(begin)
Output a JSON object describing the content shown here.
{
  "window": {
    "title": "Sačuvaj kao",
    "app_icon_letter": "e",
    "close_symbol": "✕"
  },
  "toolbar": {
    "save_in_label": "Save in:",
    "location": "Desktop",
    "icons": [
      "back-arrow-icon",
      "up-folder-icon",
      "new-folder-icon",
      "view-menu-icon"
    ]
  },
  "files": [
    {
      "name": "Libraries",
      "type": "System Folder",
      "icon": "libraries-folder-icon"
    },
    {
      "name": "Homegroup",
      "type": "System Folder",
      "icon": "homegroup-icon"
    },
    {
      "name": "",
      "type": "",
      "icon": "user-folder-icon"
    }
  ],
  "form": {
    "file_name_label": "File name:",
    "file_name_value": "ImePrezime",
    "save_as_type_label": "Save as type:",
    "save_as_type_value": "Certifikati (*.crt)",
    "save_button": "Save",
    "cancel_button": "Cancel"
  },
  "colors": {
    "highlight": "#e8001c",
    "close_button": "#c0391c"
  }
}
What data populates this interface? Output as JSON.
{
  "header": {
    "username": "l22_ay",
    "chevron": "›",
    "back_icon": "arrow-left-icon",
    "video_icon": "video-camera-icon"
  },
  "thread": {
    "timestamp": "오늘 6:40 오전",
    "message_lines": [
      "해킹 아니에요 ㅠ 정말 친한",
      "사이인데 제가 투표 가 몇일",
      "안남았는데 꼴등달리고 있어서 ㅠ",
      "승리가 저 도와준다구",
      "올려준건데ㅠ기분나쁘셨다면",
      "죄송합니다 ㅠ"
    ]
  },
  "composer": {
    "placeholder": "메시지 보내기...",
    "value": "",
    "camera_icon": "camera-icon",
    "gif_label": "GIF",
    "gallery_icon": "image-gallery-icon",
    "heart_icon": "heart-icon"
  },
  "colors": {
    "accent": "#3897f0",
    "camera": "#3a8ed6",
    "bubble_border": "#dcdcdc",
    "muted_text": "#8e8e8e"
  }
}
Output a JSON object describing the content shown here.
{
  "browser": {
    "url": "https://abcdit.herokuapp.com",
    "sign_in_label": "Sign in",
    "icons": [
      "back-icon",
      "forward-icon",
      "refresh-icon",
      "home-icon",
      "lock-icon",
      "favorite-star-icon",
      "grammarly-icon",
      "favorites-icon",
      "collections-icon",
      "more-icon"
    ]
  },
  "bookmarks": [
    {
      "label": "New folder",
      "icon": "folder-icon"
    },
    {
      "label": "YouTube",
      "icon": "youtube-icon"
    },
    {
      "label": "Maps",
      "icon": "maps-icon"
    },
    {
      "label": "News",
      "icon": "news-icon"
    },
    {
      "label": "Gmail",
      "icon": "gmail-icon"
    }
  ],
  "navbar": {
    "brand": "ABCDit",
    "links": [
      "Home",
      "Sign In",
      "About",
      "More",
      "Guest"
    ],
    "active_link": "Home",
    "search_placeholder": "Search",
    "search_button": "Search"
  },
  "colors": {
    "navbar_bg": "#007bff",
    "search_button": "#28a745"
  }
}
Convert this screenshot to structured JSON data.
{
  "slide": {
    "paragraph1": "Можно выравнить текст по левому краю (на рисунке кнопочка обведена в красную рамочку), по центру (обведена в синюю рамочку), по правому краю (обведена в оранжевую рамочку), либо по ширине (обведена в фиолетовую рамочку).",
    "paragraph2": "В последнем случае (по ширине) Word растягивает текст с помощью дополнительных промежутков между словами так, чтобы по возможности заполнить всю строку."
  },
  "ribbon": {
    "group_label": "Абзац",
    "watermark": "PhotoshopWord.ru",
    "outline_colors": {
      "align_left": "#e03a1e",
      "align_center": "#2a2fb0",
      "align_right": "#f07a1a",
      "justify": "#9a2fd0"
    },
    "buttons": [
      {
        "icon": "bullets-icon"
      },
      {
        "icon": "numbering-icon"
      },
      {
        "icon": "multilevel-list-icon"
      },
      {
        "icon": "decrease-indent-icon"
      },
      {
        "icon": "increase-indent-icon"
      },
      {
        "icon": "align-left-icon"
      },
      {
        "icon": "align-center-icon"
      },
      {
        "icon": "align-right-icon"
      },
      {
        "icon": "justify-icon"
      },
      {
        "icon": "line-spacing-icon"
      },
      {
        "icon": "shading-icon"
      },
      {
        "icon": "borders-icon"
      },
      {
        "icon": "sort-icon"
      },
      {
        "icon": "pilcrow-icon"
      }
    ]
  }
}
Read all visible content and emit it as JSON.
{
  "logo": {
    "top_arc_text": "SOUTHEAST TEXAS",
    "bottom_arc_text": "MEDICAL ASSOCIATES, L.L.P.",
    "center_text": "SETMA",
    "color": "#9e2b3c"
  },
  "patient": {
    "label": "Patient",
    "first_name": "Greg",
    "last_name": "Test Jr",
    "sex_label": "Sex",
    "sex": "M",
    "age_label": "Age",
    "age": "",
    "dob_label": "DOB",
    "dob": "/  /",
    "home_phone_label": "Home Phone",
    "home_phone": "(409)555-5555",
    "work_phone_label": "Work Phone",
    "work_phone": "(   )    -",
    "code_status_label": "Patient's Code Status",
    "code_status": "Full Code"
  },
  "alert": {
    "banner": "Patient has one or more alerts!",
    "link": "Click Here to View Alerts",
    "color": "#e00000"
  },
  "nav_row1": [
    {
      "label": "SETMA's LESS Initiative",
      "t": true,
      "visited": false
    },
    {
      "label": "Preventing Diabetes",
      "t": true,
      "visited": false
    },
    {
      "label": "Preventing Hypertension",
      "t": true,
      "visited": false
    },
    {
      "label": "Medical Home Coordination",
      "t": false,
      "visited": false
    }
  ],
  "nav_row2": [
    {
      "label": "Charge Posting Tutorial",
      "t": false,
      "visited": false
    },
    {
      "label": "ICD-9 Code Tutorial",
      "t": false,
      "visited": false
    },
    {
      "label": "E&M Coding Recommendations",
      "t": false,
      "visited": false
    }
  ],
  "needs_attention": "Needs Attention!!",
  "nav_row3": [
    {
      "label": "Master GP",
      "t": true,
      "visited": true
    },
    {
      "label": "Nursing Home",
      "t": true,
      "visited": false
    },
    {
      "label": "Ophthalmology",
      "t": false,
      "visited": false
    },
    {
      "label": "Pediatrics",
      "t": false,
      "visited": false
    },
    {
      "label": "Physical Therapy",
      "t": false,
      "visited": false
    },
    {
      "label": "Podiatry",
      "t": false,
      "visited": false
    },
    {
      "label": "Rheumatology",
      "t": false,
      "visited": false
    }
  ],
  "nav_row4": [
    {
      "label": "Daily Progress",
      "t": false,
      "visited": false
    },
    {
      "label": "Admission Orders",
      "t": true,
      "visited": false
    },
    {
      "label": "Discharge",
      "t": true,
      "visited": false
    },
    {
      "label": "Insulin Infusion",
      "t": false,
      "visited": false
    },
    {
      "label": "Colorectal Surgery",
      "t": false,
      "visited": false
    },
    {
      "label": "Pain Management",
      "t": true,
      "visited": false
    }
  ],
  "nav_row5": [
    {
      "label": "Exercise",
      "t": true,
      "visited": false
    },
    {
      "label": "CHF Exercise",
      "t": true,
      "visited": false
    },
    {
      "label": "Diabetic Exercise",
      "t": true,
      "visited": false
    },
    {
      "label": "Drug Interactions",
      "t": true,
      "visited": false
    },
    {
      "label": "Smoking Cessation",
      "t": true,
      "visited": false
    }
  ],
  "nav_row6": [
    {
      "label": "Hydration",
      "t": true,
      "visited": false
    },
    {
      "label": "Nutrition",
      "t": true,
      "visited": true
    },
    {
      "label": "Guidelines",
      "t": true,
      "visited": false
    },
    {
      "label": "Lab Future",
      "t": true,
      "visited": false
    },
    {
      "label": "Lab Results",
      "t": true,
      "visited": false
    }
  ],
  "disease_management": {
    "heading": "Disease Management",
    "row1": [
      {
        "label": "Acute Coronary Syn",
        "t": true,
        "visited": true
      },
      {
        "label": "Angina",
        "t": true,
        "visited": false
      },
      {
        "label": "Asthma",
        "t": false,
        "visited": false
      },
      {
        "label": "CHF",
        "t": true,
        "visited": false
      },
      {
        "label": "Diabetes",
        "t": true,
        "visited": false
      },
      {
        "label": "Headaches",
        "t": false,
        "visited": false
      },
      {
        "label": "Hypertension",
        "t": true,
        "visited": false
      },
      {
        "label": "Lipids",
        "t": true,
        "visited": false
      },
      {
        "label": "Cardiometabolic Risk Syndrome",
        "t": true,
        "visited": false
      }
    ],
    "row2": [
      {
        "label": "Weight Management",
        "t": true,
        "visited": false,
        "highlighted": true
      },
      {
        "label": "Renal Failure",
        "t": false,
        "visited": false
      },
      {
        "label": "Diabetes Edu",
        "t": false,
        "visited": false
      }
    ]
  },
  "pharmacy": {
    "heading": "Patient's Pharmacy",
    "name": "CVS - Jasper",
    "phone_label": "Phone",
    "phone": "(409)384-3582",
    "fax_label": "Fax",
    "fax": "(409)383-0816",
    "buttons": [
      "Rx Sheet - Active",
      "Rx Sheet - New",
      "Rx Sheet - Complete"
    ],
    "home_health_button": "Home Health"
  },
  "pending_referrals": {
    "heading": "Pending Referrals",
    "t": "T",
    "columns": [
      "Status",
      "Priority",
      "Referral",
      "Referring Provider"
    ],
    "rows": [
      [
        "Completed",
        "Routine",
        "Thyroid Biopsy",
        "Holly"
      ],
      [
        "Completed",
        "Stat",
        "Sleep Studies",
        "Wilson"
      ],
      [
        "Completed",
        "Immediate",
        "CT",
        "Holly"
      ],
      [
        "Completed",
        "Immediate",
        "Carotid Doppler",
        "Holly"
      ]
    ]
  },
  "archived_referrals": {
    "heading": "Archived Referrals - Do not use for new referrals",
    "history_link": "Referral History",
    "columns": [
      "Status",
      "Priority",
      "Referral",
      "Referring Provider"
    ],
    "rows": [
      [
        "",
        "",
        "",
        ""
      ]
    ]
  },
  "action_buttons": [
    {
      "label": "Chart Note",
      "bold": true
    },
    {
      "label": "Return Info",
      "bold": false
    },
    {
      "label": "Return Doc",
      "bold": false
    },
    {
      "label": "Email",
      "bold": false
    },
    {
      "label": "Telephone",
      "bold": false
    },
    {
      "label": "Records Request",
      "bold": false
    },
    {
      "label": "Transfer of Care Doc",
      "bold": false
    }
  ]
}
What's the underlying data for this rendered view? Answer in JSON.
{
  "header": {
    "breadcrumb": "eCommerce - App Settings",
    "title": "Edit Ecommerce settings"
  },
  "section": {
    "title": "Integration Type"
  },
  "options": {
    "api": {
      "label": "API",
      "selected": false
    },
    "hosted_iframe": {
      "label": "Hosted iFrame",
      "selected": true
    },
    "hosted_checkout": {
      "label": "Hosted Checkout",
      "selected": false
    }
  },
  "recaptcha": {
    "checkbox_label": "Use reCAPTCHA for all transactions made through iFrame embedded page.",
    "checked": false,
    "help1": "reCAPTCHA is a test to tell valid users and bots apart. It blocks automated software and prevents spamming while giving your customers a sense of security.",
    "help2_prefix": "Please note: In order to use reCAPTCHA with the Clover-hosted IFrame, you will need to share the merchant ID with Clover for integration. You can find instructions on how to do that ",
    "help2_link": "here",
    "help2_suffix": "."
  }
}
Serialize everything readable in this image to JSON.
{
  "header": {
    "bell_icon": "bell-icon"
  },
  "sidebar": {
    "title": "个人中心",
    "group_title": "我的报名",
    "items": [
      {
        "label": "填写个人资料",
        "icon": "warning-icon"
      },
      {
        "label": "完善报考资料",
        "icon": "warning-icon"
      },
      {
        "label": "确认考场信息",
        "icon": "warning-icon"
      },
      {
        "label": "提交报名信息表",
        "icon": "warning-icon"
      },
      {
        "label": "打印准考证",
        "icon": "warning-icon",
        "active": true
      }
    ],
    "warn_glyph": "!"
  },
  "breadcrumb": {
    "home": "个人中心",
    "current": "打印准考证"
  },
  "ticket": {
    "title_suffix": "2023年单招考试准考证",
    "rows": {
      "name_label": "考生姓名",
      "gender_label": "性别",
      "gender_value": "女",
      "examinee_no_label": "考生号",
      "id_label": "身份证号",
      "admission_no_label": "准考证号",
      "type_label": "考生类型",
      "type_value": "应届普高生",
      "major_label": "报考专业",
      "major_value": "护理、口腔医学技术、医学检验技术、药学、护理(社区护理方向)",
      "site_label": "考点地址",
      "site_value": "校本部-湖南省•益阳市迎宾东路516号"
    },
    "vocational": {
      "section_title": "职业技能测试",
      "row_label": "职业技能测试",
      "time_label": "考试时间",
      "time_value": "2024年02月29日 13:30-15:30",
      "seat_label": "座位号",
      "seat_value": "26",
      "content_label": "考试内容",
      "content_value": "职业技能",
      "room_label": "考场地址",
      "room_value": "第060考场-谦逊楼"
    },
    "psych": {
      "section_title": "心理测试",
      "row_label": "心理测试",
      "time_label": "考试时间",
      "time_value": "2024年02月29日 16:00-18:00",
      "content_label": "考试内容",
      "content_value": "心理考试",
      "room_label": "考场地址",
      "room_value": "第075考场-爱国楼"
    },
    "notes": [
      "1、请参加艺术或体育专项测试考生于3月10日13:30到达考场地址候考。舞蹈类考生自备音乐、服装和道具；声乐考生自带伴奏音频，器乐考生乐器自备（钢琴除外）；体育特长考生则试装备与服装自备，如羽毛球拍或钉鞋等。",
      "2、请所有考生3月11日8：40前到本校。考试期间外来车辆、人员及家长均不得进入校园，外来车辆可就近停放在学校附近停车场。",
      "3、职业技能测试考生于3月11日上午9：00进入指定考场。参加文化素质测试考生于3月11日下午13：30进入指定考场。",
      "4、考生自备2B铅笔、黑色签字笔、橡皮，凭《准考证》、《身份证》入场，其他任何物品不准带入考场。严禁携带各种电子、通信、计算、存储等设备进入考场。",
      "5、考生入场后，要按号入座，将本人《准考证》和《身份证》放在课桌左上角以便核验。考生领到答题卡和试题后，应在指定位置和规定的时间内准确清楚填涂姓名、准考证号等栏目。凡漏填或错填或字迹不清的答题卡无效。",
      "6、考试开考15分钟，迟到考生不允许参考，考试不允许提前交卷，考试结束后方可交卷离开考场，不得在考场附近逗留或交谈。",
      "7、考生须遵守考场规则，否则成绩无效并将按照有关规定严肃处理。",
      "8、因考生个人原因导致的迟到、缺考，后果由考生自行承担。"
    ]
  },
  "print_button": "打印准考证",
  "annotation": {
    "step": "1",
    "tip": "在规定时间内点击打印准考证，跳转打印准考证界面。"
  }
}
(end)
EXERCISE DIRECTIONS: Only the number is needed here: how many lines of the records contain "What"?

SOLUTION BELOW: 2